# Given problem:
Report the number of lines containing "JSON", with no other words.

# Exercise inputs:
* BEGIN *
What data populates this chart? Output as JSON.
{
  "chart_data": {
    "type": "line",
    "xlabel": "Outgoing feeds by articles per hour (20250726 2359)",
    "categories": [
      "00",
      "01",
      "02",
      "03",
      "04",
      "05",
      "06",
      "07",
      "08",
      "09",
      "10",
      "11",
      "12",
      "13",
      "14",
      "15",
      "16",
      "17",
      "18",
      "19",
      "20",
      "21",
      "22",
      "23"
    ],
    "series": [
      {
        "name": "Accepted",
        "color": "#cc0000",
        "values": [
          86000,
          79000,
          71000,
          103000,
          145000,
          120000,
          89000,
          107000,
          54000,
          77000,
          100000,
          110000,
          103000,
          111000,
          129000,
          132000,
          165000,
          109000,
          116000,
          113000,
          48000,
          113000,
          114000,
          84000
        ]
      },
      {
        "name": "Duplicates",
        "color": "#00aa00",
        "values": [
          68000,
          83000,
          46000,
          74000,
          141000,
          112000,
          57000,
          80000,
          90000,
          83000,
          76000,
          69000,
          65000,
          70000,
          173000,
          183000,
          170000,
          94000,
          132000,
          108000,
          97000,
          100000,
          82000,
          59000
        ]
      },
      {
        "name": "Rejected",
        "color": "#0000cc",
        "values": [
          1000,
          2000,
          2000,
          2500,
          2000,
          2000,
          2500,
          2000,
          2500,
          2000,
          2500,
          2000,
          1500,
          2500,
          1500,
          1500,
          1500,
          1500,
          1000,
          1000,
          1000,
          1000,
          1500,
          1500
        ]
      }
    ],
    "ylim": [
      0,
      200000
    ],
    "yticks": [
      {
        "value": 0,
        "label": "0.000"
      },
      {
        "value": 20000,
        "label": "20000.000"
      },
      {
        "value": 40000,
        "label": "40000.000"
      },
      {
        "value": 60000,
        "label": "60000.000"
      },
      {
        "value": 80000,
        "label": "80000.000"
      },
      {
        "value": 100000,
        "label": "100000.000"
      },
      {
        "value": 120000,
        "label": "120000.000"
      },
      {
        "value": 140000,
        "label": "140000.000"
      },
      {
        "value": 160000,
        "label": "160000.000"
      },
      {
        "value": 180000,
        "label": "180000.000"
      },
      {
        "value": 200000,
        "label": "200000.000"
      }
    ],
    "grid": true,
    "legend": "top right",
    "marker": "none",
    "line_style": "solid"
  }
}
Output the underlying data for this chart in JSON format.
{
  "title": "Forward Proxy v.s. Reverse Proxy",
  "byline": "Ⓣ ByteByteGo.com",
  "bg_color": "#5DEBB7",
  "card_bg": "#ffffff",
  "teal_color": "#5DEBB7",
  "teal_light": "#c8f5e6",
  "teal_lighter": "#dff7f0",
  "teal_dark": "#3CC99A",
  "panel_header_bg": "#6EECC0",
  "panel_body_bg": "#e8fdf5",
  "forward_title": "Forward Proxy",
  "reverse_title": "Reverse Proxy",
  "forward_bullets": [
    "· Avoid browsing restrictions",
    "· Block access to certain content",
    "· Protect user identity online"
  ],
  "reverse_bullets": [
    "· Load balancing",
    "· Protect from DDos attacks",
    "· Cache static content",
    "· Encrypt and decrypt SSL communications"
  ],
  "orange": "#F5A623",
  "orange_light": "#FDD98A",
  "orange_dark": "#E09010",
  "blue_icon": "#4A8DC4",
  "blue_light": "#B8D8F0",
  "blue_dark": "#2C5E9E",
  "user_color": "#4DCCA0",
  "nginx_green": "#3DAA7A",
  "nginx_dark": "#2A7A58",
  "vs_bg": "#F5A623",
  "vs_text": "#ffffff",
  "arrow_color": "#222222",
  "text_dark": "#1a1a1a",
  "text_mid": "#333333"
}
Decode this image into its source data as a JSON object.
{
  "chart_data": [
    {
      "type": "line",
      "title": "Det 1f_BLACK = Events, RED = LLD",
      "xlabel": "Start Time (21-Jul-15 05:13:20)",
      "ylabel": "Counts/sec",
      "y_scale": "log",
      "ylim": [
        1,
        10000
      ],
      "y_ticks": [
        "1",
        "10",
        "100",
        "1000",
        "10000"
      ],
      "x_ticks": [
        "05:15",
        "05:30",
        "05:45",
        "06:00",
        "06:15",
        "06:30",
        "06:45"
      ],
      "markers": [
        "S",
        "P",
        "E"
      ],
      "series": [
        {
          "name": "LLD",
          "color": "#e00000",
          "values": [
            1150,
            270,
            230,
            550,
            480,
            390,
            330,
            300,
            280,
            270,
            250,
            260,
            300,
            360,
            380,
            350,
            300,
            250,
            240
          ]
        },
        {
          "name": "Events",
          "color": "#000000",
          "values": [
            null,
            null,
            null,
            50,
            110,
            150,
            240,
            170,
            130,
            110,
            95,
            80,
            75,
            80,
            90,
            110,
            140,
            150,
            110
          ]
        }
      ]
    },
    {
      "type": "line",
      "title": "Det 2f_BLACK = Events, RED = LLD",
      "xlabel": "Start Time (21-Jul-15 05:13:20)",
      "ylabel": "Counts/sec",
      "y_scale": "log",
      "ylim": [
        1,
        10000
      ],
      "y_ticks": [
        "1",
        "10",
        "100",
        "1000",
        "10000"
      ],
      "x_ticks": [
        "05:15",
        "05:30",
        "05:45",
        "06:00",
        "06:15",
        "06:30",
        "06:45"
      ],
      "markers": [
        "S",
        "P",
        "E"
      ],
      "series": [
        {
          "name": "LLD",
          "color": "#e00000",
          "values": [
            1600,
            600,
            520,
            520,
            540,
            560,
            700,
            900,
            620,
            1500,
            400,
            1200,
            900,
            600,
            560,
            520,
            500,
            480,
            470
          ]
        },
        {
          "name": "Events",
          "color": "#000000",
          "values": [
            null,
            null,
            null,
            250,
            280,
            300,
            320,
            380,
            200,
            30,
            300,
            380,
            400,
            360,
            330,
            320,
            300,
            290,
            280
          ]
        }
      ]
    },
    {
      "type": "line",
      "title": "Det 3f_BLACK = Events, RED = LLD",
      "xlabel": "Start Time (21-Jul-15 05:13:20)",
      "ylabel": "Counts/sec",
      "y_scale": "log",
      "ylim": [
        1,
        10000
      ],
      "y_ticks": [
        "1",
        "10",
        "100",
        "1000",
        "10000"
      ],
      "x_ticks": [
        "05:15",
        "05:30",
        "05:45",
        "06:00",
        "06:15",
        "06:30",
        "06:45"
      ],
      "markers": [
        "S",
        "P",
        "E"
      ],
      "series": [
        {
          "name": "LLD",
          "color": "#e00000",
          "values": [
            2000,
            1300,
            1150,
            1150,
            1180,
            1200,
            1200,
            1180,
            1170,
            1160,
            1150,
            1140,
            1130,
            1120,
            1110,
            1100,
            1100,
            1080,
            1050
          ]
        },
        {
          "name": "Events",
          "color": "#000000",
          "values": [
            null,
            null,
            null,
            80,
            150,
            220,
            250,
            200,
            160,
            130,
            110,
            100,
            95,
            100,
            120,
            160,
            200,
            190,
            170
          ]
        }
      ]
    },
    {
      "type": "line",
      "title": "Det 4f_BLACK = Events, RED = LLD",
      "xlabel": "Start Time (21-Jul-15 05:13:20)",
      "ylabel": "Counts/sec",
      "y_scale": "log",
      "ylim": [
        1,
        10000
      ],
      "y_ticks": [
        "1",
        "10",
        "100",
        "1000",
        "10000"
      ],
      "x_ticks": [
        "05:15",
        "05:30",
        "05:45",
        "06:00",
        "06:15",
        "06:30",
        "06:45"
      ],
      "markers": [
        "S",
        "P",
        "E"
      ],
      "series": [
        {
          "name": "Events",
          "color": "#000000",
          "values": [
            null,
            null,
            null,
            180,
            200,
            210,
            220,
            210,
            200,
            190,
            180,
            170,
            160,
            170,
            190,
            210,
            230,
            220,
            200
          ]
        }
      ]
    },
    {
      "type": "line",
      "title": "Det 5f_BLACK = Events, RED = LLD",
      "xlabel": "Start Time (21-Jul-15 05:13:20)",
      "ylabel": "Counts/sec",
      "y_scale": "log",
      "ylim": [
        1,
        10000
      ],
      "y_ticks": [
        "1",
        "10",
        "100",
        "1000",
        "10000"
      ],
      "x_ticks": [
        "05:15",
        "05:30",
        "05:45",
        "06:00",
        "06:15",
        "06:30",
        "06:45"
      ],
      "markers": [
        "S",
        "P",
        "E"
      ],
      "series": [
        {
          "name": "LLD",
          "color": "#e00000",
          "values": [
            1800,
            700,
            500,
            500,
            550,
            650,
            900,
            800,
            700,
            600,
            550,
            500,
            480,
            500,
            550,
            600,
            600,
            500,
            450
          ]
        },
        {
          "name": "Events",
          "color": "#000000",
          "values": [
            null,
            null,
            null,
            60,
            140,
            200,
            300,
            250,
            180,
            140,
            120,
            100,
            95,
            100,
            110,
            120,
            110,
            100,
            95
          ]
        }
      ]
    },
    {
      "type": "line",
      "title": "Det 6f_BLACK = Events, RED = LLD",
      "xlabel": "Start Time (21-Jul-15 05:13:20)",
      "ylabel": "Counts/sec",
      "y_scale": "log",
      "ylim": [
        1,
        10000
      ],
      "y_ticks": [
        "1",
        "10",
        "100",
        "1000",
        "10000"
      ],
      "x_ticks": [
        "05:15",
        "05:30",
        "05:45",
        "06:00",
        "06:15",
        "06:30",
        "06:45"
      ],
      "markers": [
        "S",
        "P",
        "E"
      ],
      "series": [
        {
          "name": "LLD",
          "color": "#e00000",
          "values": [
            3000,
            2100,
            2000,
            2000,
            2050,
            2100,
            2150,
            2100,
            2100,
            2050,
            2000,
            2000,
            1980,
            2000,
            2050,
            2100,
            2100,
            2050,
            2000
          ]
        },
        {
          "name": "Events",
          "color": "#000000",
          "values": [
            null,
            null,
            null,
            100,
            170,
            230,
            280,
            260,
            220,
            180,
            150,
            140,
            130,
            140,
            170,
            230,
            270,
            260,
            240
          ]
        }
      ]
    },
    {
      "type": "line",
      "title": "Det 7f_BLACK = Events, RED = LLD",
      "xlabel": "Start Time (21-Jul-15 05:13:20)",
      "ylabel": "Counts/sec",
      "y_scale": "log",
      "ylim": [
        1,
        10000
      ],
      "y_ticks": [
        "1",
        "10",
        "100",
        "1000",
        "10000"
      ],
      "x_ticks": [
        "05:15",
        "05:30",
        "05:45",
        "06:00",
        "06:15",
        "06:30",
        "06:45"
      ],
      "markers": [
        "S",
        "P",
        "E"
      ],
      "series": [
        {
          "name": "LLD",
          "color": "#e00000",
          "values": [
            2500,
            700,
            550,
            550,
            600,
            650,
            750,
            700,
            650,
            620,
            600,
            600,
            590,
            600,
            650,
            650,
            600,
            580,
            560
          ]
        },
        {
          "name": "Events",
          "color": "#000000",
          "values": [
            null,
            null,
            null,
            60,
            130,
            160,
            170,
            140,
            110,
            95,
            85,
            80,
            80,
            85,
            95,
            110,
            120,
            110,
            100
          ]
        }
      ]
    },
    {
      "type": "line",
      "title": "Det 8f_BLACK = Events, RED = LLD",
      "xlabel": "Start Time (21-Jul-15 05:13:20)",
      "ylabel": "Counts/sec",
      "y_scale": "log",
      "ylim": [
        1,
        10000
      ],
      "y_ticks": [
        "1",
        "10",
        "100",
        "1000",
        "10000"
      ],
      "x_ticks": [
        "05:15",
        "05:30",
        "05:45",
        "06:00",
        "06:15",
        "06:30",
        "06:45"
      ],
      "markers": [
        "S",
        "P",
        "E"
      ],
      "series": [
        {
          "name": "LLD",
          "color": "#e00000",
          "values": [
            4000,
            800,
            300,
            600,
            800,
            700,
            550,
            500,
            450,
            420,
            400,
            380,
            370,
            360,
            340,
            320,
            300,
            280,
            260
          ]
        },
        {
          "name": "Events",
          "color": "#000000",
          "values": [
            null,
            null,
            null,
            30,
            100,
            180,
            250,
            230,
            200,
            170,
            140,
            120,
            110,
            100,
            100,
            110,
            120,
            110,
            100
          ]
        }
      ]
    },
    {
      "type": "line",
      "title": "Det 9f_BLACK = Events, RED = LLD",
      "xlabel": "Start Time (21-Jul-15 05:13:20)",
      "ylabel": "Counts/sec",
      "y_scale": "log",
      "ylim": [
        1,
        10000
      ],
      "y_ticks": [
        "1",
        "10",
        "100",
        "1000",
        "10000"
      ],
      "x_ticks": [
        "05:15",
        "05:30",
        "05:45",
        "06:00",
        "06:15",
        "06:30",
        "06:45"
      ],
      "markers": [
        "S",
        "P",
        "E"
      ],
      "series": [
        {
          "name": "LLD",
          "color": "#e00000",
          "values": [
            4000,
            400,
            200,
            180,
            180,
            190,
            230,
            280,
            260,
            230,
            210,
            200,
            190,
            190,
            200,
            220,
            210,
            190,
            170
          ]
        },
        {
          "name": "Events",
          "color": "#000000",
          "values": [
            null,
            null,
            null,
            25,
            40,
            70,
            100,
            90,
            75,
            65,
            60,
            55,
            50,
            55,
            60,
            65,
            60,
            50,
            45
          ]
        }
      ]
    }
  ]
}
* END *
# Completed task:
3